• RECORD SET
>> start
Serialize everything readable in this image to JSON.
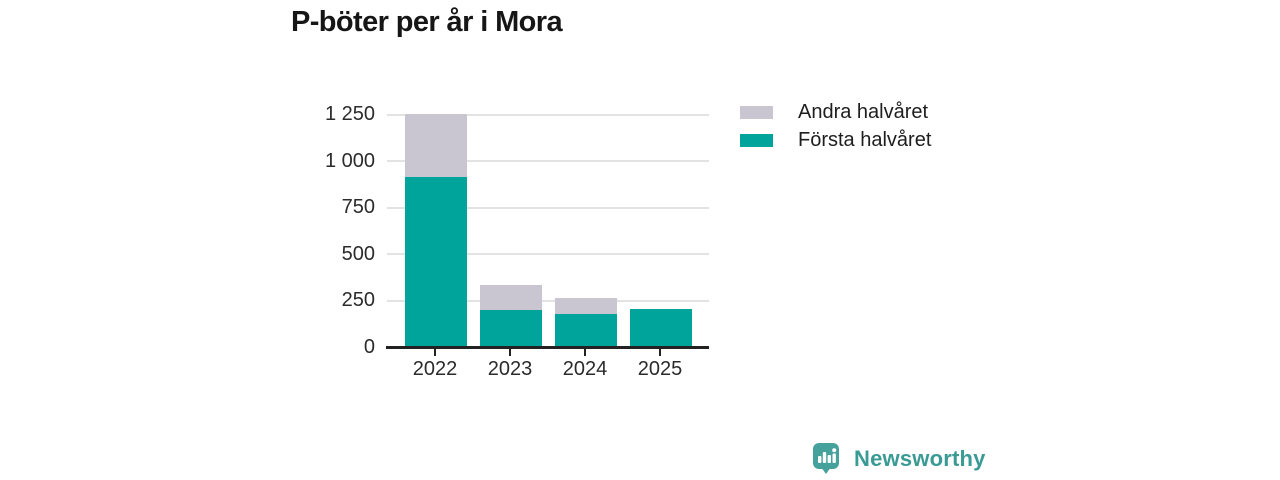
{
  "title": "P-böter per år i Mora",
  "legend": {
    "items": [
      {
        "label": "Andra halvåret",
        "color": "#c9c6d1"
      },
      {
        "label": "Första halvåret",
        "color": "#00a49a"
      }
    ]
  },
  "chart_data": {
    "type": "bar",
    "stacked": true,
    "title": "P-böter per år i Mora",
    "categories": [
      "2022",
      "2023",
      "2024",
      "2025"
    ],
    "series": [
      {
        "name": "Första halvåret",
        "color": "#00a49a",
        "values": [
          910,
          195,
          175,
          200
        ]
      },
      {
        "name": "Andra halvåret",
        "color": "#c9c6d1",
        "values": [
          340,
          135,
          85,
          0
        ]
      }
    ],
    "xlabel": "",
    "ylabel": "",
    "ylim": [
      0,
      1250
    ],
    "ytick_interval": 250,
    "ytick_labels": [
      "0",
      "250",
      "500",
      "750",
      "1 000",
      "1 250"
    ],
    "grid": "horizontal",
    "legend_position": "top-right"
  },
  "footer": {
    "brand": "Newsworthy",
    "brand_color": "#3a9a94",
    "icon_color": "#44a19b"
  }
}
>> end
Copy all the entries word for word. Omit any pictures.

• RESULT OF THIS TASK
Serialize everything readable in this image to JSON.
{
  "title": "P-böter per år i Mora",
  "legend": {
    "items": [
      {
        "label": "Andra halvåret",
        "color": "#c9c6d1"
      },
      {
        "label": "Första halvåret",
        "color": "#00a49a"
      }
    ]
  },
  "chart_data": {
    "type": "bar",
    "stacked": true,
    "title": "P-böter per år i Mora",
    "categories": [
      "2022",
      "2023",
      "2024",
      "2025"
    ],
    "series": [
      {
        "name": "Första halvåret",
        "color": "#00a49a",
        "values": [
          910,
          195,
          175,
          200
        ]
      },
      {
        "name": "Andra halvåret",
        "color": "#c9c6d1",
        "values": [
          340,
          135,
          85,
          0
        ]
      }
    ],
    "xlabel": "",
    "ylabel": "",
    "ylim": [
      0,
      1250
    ],
    "ytick_interval": 250,
    "ytick_labels": [
      "0",
      "250",
      "500",
      "750",
      "1 000",
      "1 250"
    ],
    "grid": "horizontal",
    "legend_position": "top-right"
  },
  "footer": {
    "brand": "Newsworthy",
    "brand_color": "#3a9a94",
    "icon_color": "#44a19b"
  }
}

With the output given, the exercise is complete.